Begin Data rows

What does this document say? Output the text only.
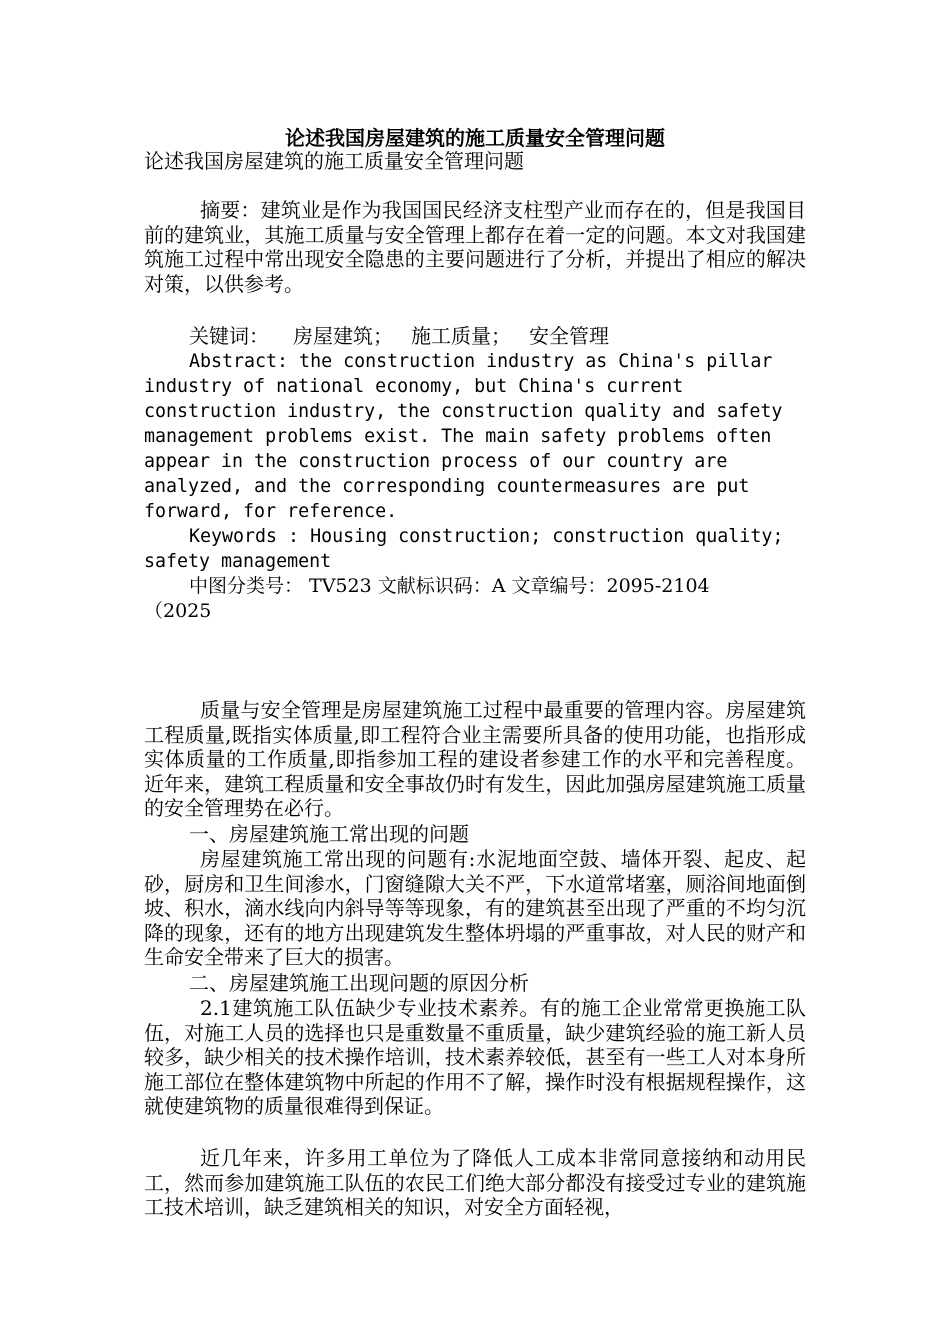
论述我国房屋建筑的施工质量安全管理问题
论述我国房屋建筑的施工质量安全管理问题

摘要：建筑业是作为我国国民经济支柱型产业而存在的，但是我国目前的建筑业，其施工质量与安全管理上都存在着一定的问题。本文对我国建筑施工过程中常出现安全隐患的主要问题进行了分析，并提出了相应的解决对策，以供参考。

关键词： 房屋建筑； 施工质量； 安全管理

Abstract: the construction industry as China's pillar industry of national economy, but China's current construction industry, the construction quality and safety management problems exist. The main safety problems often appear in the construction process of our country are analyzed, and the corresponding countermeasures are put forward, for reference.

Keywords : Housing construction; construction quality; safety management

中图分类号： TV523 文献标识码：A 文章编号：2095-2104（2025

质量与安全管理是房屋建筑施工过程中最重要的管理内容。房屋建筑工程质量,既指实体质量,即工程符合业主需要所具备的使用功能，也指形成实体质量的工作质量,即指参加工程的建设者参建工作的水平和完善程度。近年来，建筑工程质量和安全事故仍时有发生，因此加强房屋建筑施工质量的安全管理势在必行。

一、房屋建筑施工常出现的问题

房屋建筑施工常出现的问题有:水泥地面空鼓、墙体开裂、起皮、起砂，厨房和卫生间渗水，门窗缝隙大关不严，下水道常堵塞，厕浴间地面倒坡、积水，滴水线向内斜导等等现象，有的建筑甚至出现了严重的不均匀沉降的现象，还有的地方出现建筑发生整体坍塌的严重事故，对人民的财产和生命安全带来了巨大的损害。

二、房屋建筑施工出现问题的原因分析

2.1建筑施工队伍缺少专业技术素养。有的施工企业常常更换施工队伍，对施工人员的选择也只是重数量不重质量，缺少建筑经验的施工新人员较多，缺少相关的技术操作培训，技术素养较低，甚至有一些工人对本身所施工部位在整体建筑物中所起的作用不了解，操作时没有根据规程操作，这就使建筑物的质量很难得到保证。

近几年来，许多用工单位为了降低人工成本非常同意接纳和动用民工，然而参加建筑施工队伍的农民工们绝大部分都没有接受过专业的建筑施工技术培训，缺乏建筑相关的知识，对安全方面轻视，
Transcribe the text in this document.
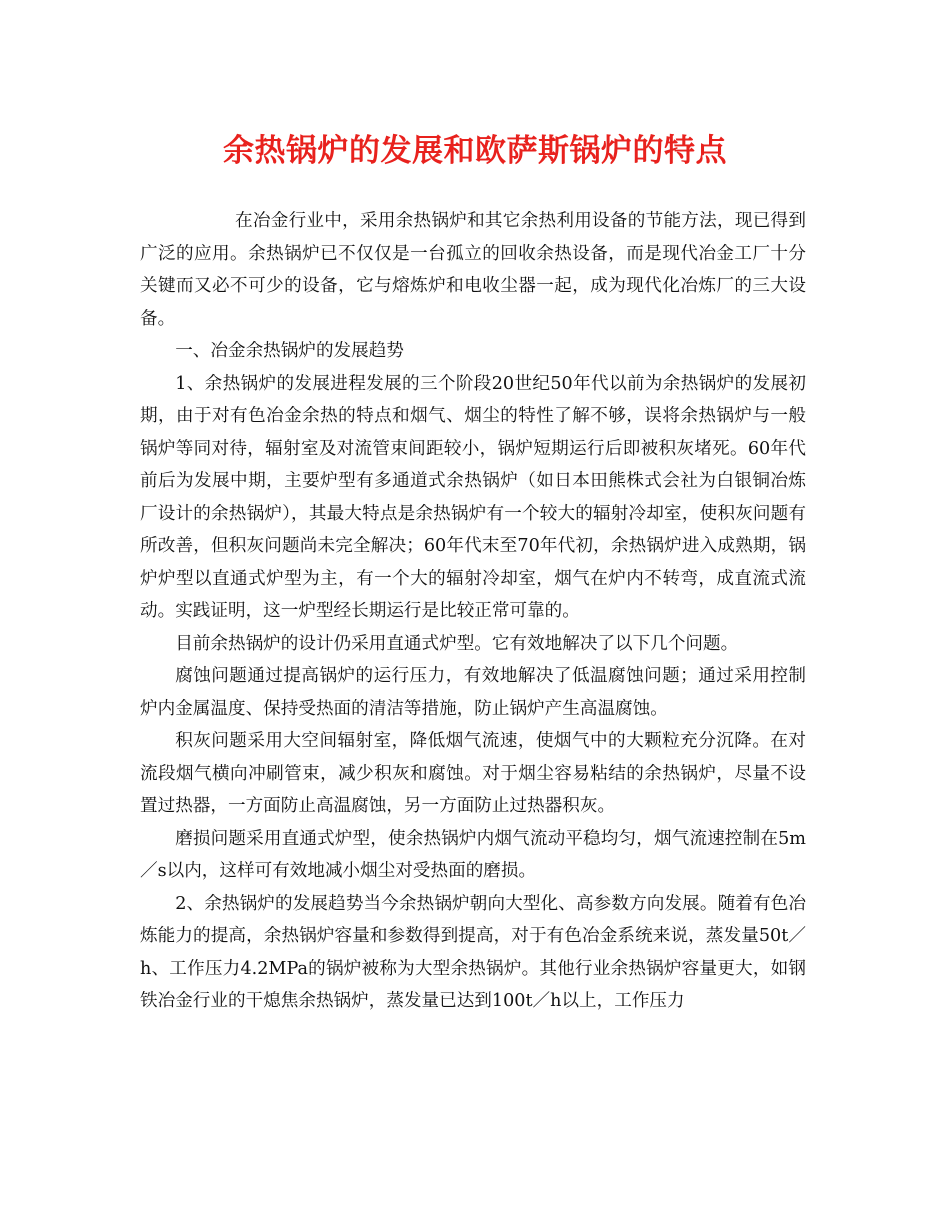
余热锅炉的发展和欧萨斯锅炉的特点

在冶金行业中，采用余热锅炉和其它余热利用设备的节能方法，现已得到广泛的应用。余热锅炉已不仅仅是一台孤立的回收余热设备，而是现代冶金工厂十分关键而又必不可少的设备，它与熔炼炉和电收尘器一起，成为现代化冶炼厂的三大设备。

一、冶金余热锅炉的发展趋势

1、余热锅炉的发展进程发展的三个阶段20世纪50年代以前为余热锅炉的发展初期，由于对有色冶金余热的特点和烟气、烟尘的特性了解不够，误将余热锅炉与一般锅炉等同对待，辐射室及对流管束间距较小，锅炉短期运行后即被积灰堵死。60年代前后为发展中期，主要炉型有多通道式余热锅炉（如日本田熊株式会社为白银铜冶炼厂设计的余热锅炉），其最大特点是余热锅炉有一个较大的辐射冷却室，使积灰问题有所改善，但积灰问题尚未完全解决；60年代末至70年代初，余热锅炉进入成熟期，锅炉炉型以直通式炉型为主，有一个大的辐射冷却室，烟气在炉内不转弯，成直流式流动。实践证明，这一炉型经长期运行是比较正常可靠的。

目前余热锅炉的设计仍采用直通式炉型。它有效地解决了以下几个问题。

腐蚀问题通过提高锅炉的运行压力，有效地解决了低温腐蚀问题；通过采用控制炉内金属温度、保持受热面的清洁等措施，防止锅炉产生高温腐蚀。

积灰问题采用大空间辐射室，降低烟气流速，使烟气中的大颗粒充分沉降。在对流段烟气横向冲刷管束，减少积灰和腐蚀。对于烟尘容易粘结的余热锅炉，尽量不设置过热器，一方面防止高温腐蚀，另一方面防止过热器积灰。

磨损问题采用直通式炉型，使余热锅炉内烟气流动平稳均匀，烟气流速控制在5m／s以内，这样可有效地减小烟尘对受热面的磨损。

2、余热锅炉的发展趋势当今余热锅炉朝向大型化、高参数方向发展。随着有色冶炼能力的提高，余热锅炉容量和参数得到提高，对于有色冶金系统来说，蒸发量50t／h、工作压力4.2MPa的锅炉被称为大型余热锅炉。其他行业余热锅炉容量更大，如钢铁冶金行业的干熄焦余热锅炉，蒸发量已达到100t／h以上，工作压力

End Data rows

Omit the images and transcribe all of the records above word for word.

What does this document say? Output the text only.
论述我国房屋建筑的施工质量安全管理问题
论述我国房屋建筑的施工质量安全管理问题

摘要：建筑业是作为我国国民经济支柱型产业而存在的，但是我国目前的建筑业，其施工质量与安全管理上都存在着一定的问题。本文对我国建筑施工过程中常出现安全隐患的主要问题进行了分析，并提出了相应的解决对策，以供参考。

关键词： 房屋建筑； 施工质量； 安全管理

Abstract: the construction industry as China's pillar industry of national economy, but China's current construction industry, the construction quality and safety management problems exist. The main safety problems often appear in the construction process of our country are analyzed, and the corresponding countermeasures are put forward, for reference.

Keywords : Housing construction; construction quality; safety management

中图分类号： TV523 文献标识码：A 文章编号：2095-2104（2025

质量与安全管理是房屋建筑施工过程中最重要的管理内容。房屋建筑工程质量,既指实体质量,即工程符合业主需要所具备的使用功能，也指形成实体质量的工作质量,即指参加工程的建设者参建工作的水平和完善程度。近年来，建筑工程质量和安全事故仍时有发生，因此加强房屋建筑施工质量的安全管理势在必行。

一、房屋建筑施工常出现的问题

房屋建筑施工常出现的问题有:水泥地面空鼓、墙体开裂、起皮、起砂，厨房和卫生间渗水，门窗缝隙大关不严，下水道常堵塞，厕浴间地面倒坡、积水，滴水线向内斜导等等现象，有的建筑甚至出现了严重的不均匀沉降的现象，还有的地方出现建筑发生整体坍塌的严重事故，对人民的财产和生命安全带来了巨大的损害。

二、房屋建筑施工出现问题的原因分析

2.1建筑施工队伍缺少专业技术素养。有的施工企业常常更换施工队伍，对施工人员的选择也只是重数量不重质量，缺少建筑经验的施工新人员较多，缺少相关的技术操作培训，技术素养较低，甚至有一些工人对本身所施工部位在整体建筑物中所起的作用不了解，操作时没有根据规程操作，这就使建筑物的质量很难得到保证。

近几年来，许多用工单位为了降低人工成本非常同意接纳和动用民工，然而参加建筑施工队伍的农民工们绝大部分都没有接受过专业的建筑施工技术培训，缺乏建筑相关的知识，对安全方面轻视，
Transcribe the text in this document.
余热锅炉的发展和欧萨斯锅炉的特点

在冶金行业中，采用余热锅炉和其它余热利用设备的节能方法，现已得到广泛的应用。余热锅炉已不仅仅是一台孤立的回收余热设备，而是现代冶金工厂十分关键而又必不可少的设备，它与熔炼炉和电收尘器一起，成为现代化冶炼厂的三大设备。

一、冶金余热锅炉的发展趋势

1、余热锅炉的发展进程发展的三个阶段20世纪50年代以前为余热锅炉的发展初期，由于对有色冶金余热的特点和烟气、烟尘的特性了解不够，误将余热锅炉与一般锅炉等同对待，辐射室及对流管束间距较小，锅炉短期运行后即被积灰堵死。60年代前后为发展中期，主要炉型有多通道式余热锅炉（如日本田熊株式会社为白银铜冶炼厂设计的余热锅炉），其最大特点是余热锅炉有一个较大的辐射冷却室，使积灰问题有所改善，但积灰问题尚未完全解决；60年代末至70年代初，余热锅炉进入成熟期，锅炉炉型以直通式炉型为主，有一个大的辐射冷却室，烟气在炉内不转弯，成直流式流动。实践证明，这一炉型经长期运行是比较正常可靠的。

目前余热锅炉的设计仍采用直通式炉型。它有效地解决了以下几个问题。

腐蚀问题通过提高锅炉的运行压力，有效地解决了低温腐蚀问题；通过采用控制炉内金属温度、保持受热面的清洁等措施，防止锅炉产生高温腐蚀。

积灰问题采用大空间辐射室，降低烟气流速，使烟气中的大颗粒充分沉降。在对流段烟气横向冲刷管束，减少积灰和腐蚀。对于烟尘容易粘结的余热锅炉，尽量不设置过热器，一方面防止高温腐蚀，另一方面防止过热器积灰。

磨损问题采用直通式炉型，使余热锅炉内烟气流动平稳均匀，烟气流速控制在5m／s以内，这样可有效地减小烟尘对受热面的磨损。

2、余热锅炉的发展趋势当今余热锅炉朝向大型化、高参数方向发展。随着有色冶炼能力的提高，余热锅炉容量和参数得到提高，对于有色冶金系统来说，蒸发量50t／h、工作压力4.2MPa的锅炉被称为大型余热锅炉。其他行业余热锅炉容量更大，如钢铁冶金行业的干熄焦余热锅炉，蒸发量已达到100t／h以上，工作压力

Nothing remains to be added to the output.